Report all lines holding "color".
○ ○ ○ ○
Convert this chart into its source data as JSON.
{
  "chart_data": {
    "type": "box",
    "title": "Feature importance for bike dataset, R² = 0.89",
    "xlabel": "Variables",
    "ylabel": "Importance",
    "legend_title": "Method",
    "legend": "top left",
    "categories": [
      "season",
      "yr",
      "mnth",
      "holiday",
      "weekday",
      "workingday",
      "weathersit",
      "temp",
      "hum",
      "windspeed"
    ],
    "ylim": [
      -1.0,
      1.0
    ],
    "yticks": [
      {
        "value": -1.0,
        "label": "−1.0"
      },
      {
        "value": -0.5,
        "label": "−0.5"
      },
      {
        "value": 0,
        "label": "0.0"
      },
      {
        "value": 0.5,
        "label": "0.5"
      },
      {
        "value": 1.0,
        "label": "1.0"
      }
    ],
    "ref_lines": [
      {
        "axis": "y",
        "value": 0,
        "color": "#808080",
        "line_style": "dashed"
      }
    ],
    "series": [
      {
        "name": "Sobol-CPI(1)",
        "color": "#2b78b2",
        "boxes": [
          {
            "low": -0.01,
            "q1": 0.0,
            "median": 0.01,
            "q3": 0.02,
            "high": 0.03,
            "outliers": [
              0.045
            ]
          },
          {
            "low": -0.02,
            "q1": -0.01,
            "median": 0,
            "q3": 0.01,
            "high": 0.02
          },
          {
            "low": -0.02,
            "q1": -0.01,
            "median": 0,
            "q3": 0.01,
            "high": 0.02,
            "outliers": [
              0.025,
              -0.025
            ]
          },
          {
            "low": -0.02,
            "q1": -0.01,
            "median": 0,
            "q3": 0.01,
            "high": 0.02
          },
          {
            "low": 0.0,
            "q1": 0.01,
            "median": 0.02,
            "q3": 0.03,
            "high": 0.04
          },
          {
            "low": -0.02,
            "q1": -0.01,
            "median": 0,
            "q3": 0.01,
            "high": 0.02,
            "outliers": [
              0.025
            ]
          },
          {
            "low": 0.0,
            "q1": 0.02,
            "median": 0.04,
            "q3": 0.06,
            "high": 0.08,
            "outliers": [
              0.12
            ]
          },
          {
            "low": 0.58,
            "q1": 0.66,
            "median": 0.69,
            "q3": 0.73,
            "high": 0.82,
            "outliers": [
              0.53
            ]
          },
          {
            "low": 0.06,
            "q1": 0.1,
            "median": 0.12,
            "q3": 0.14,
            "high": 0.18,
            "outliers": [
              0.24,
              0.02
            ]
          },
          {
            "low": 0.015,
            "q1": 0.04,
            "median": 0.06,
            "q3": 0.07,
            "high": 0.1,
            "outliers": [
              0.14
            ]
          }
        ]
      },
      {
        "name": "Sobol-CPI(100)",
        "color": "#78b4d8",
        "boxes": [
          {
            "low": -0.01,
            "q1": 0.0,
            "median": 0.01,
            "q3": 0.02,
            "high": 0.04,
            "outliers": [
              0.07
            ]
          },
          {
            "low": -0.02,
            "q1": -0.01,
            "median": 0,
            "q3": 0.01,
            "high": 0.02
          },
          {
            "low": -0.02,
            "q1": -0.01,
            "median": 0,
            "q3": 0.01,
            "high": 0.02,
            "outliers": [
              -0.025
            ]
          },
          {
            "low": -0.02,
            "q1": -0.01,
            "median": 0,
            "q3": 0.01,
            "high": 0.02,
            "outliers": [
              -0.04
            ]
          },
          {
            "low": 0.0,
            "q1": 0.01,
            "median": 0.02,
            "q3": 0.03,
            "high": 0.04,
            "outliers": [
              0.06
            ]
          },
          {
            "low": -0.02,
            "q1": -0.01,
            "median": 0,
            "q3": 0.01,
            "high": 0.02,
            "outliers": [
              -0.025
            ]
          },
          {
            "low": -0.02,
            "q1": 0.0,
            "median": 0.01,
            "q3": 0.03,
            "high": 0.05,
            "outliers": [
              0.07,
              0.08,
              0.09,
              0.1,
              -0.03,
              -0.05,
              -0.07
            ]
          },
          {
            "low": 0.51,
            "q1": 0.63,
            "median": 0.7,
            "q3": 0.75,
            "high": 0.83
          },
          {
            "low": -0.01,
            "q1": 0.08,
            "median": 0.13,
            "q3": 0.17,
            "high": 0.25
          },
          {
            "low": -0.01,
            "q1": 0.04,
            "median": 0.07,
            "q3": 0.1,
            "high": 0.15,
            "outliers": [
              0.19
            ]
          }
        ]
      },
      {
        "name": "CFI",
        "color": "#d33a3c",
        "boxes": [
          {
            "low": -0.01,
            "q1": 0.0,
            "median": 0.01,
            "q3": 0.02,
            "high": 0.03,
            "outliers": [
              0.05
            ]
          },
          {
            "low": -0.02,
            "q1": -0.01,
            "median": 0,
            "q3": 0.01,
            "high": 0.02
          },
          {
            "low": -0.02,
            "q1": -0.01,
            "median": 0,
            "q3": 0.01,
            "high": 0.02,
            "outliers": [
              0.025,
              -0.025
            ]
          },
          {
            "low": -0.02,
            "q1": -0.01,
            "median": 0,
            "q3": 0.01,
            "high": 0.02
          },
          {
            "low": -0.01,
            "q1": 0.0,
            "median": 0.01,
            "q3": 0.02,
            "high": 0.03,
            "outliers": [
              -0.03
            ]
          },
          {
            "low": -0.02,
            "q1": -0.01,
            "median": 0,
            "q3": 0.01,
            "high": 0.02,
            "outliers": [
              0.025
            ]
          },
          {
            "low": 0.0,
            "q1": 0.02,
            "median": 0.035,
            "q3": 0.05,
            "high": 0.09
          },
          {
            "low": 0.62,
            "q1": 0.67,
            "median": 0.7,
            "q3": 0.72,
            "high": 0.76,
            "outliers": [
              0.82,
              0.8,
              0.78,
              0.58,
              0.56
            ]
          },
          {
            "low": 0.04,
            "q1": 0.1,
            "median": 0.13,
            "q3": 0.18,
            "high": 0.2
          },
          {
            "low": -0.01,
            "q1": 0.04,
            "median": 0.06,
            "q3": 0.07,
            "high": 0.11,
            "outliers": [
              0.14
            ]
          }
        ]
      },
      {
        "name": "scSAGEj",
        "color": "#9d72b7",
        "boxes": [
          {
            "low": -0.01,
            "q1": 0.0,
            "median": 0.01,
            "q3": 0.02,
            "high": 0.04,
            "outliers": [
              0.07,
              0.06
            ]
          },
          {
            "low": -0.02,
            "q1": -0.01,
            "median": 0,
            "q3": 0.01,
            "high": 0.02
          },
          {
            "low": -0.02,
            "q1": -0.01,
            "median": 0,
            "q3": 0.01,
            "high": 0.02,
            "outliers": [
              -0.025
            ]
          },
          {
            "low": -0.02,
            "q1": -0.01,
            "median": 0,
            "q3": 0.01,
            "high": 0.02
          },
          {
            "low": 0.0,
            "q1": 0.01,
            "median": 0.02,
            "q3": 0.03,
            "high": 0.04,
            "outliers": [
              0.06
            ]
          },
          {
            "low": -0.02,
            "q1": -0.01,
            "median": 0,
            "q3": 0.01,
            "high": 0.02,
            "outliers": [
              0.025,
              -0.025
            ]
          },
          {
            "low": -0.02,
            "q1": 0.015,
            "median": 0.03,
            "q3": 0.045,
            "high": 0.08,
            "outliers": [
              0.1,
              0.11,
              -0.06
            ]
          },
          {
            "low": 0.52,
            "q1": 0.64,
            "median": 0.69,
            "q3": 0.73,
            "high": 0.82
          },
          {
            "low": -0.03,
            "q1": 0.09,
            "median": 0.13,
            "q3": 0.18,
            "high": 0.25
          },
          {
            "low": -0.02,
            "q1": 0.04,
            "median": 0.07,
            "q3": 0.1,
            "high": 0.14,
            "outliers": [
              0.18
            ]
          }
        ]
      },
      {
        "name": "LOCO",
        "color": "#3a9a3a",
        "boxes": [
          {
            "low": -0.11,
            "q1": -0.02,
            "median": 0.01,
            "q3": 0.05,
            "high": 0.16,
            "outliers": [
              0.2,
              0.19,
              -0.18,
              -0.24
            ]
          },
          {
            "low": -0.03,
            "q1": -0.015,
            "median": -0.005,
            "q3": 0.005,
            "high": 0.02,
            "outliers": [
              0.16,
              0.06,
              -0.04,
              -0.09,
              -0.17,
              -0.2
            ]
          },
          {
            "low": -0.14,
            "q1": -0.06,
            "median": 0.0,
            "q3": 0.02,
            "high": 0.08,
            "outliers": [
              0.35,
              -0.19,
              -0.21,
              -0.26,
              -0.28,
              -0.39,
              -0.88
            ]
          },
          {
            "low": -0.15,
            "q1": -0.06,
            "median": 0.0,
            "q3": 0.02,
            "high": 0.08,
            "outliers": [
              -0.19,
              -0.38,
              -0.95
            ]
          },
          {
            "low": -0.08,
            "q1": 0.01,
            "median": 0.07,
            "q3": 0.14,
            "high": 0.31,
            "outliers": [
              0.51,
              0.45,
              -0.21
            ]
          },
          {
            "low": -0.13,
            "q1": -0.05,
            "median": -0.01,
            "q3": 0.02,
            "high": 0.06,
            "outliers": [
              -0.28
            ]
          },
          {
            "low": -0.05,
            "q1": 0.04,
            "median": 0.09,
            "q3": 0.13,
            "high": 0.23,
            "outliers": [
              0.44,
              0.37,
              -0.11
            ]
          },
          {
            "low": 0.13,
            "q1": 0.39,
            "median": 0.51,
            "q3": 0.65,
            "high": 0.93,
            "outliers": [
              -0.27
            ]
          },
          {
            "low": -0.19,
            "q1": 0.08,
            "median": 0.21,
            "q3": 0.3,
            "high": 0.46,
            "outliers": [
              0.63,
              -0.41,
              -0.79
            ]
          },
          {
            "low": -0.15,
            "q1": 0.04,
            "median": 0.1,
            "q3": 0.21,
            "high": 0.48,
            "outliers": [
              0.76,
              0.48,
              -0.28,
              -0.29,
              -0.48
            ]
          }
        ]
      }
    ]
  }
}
○ ○ ○ ○
**Worked answer:**
        "color": "#808080",
        "color": "#2b78b2",
        "color": "#78b4d8",
        "color": "#d33a3c",
        "color": "#9d72b7",
        "color": "#3a9a3a",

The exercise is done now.